* [Data entries]
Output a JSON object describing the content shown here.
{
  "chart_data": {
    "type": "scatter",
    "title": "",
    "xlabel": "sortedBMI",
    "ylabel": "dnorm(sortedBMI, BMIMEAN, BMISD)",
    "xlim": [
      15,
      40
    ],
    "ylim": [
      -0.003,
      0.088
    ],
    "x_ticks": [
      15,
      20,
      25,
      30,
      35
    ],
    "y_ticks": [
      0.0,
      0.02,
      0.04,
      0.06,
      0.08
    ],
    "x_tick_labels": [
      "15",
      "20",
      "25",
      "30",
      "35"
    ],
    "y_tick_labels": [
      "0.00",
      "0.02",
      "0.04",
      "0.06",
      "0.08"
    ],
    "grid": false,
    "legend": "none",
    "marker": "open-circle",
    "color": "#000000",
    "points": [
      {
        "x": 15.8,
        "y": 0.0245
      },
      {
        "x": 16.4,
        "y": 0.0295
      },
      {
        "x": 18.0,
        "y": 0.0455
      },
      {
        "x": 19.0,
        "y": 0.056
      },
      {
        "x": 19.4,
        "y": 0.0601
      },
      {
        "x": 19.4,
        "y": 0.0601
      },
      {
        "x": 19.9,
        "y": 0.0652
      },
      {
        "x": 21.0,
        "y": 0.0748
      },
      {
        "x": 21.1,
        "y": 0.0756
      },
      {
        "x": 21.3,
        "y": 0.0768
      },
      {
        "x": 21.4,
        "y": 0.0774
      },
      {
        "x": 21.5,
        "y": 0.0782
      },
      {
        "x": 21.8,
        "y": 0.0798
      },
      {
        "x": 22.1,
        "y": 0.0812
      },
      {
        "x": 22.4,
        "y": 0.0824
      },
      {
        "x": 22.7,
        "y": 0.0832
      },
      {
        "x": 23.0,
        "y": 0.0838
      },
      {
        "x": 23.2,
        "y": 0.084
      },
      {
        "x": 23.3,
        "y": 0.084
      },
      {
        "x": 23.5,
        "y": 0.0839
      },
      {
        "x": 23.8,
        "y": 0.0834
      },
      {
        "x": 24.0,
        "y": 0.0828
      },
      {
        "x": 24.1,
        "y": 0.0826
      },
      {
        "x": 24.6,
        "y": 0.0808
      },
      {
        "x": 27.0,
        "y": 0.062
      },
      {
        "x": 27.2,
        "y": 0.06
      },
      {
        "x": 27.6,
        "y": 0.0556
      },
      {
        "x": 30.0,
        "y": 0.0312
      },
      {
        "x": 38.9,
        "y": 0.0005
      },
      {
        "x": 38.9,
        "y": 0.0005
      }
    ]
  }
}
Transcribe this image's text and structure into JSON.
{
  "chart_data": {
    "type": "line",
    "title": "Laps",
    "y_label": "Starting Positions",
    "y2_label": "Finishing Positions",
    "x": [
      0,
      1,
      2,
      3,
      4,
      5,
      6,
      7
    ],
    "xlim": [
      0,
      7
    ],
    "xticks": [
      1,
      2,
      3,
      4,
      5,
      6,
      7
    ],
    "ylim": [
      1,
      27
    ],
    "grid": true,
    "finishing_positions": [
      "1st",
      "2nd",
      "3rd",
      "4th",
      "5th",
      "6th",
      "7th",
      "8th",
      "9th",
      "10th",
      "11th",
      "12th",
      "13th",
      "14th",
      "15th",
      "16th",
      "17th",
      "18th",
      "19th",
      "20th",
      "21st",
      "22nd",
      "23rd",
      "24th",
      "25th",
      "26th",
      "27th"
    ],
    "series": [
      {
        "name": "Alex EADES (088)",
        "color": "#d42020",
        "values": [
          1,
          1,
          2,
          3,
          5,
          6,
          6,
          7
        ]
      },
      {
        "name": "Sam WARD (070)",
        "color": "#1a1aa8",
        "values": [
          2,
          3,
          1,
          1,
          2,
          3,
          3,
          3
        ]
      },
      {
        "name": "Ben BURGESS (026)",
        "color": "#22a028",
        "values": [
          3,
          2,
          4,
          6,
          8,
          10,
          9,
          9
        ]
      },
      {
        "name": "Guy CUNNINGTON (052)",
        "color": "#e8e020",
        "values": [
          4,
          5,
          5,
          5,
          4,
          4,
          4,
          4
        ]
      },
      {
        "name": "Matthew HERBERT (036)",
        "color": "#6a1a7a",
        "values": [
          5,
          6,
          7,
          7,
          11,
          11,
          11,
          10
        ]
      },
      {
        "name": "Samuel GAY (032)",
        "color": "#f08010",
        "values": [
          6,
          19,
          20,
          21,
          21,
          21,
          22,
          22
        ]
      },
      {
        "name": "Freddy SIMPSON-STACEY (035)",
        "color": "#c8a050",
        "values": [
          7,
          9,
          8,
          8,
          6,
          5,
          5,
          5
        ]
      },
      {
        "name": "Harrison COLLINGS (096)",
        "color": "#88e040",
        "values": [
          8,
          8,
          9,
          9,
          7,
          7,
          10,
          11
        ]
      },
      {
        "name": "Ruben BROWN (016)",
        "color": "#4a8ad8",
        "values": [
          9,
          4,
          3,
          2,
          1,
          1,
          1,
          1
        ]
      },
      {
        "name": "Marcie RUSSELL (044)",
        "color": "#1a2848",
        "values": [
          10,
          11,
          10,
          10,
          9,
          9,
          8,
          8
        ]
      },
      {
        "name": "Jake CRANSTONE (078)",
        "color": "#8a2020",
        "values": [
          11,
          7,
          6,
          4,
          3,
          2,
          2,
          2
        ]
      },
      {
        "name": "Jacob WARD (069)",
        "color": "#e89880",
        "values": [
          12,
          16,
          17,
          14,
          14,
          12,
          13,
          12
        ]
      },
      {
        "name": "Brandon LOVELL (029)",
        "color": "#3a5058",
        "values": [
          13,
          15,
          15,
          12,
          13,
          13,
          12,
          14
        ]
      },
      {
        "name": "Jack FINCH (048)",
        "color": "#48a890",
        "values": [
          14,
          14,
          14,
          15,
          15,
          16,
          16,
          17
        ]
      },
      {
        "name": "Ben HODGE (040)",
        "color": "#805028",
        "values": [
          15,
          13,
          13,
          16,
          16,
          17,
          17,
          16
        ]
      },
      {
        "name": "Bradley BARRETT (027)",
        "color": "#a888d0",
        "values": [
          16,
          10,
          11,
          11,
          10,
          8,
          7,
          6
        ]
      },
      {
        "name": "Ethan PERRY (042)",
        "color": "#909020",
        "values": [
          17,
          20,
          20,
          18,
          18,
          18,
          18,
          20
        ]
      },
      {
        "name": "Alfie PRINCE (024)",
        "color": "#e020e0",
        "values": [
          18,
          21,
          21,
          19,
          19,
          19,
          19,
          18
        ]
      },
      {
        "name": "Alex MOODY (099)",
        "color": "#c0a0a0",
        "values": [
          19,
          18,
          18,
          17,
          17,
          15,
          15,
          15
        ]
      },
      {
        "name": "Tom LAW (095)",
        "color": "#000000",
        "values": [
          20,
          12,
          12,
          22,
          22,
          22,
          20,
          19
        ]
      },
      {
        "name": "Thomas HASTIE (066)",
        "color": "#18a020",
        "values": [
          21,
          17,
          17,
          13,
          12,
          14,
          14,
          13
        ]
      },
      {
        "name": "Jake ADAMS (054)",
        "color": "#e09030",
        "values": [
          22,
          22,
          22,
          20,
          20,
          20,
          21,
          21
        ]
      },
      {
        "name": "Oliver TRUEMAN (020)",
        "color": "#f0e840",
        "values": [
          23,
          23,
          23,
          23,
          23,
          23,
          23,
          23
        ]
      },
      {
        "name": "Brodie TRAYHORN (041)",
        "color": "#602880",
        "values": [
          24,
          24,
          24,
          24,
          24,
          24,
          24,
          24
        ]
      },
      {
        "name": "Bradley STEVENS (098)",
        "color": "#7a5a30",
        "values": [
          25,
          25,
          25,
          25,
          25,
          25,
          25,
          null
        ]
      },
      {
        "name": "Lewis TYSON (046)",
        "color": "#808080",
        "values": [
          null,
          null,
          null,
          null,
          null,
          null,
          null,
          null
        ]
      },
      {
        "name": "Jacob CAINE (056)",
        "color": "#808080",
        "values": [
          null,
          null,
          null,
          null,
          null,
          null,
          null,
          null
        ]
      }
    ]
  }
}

* [Requirement] Each line holding "Alex" must be found and copied.

* [Task output]
        "name": "Alex EADES (088)",
        "name": "Alex MOODY (099)",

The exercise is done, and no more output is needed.